■ **RECORDS PROVIDED**
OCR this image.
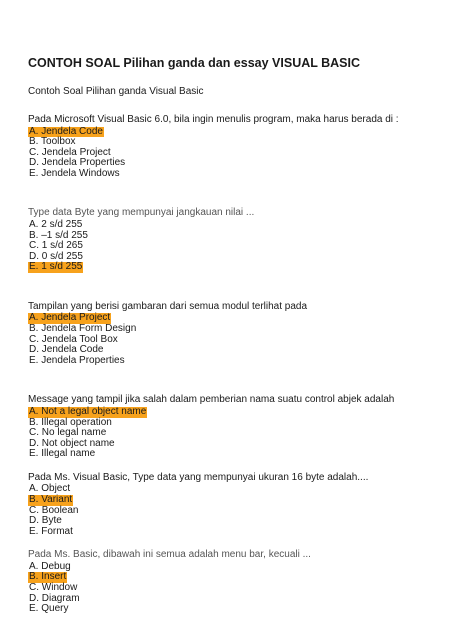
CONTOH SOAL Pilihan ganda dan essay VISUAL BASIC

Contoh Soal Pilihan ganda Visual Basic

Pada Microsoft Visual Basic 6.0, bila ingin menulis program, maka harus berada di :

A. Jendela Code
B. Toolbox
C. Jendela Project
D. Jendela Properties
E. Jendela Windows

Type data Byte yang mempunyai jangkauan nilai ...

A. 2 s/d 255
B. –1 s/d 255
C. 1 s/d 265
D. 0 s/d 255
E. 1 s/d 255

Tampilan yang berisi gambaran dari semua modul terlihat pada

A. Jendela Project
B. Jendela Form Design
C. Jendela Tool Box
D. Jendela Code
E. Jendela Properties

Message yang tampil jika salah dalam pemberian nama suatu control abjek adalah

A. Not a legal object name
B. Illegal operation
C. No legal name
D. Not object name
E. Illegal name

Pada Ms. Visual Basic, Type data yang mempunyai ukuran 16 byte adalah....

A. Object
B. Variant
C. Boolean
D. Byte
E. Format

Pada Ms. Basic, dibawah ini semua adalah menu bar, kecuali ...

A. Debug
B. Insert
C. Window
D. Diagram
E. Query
---
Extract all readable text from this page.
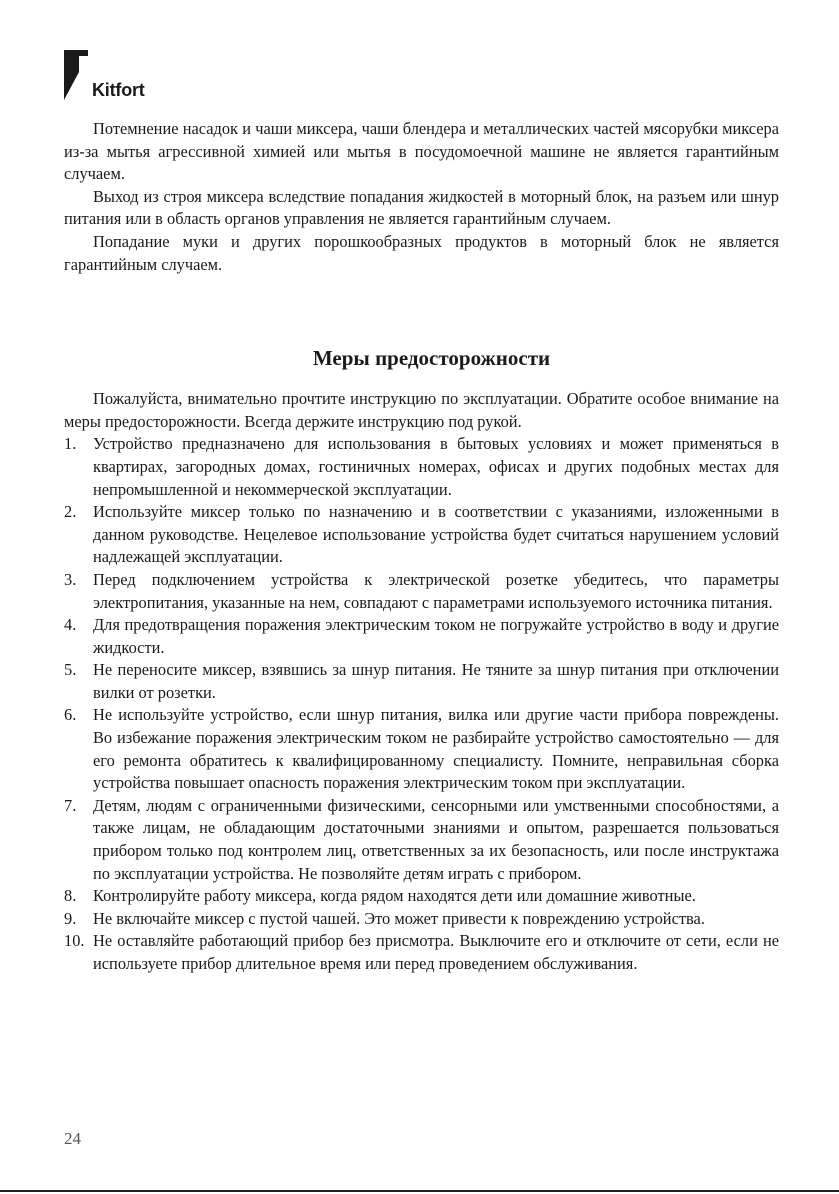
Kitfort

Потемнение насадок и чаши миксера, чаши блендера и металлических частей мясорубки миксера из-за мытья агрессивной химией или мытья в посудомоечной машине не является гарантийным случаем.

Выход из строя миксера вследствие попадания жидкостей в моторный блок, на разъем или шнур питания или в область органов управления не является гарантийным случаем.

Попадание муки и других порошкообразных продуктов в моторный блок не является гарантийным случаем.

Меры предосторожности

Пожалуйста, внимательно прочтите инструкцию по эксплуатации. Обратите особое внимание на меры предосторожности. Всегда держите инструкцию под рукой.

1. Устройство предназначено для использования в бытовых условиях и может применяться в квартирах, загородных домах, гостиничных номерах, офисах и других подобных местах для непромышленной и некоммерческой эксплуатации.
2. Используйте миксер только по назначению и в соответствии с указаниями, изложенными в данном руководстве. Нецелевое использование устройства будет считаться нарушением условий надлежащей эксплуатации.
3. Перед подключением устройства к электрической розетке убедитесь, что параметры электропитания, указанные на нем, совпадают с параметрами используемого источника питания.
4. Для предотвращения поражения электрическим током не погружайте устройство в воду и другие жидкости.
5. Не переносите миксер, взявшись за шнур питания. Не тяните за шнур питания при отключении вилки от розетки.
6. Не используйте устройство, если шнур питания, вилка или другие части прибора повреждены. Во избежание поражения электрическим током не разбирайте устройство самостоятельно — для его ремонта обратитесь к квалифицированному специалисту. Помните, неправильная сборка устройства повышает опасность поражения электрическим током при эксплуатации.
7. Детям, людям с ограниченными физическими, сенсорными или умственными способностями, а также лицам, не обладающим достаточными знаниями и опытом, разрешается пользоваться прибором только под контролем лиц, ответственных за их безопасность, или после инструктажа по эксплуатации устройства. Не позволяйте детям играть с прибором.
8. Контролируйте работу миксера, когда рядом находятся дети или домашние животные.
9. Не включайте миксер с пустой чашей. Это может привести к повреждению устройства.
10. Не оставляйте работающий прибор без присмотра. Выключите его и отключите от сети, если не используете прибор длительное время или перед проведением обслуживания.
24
--
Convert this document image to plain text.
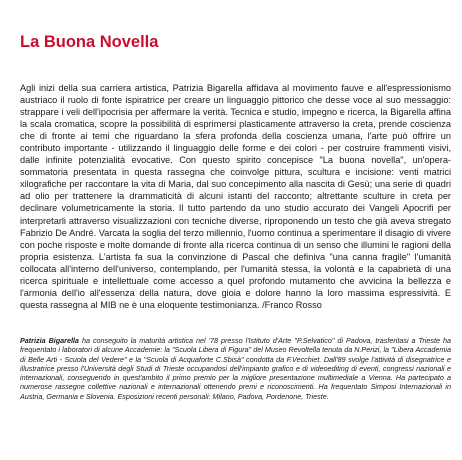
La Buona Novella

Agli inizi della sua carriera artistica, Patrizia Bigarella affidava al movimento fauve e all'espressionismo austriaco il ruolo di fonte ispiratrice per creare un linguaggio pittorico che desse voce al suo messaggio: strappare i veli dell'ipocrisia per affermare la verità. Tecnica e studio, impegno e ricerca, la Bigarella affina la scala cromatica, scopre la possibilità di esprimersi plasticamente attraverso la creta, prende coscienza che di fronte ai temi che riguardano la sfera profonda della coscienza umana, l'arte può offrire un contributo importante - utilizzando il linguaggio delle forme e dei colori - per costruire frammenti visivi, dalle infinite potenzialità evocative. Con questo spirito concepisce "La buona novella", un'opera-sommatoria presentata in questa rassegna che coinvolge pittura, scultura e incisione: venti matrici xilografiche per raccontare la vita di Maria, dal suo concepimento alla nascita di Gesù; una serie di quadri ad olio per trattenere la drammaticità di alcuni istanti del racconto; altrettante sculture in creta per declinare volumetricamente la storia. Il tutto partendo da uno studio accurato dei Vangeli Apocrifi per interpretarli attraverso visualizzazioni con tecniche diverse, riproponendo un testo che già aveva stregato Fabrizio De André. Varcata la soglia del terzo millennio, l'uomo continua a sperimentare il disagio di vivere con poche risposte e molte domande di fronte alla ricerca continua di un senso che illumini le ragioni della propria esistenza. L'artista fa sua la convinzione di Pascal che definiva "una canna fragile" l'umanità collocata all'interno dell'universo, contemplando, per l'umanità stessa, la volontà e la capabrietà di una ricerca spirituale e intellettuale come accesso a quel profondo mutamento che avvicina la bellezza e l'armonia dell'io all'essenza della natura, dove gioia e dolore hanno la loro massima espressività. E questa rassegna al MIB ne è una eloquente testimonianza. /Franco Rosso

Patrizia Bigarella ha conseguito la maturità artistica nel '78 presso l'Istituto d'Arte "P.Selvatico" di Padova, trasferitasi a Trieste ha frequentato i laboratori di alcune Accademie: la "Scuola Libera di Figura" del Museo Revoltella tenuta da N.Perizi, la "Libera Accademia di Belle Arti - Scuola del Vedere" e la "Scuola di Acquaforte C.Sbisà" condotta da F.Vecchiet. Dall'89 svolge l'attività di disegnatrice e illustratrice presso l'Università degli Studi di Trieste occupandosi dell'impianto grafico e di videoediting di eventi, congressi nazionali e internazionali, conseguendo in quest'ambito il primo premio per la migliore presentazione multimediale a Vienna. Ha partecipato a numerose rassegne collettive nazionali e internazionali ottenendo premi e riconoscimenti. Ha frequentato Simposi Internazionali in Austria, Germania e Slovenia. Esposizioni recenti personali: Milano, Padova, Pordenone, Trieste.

■ **GOAL**
Wherever a line in the data above holds "Properties", copy that line.

■ **RESPONSE TO THIS EXERCISE**
D. Jendela Properties
E. Jendela Properties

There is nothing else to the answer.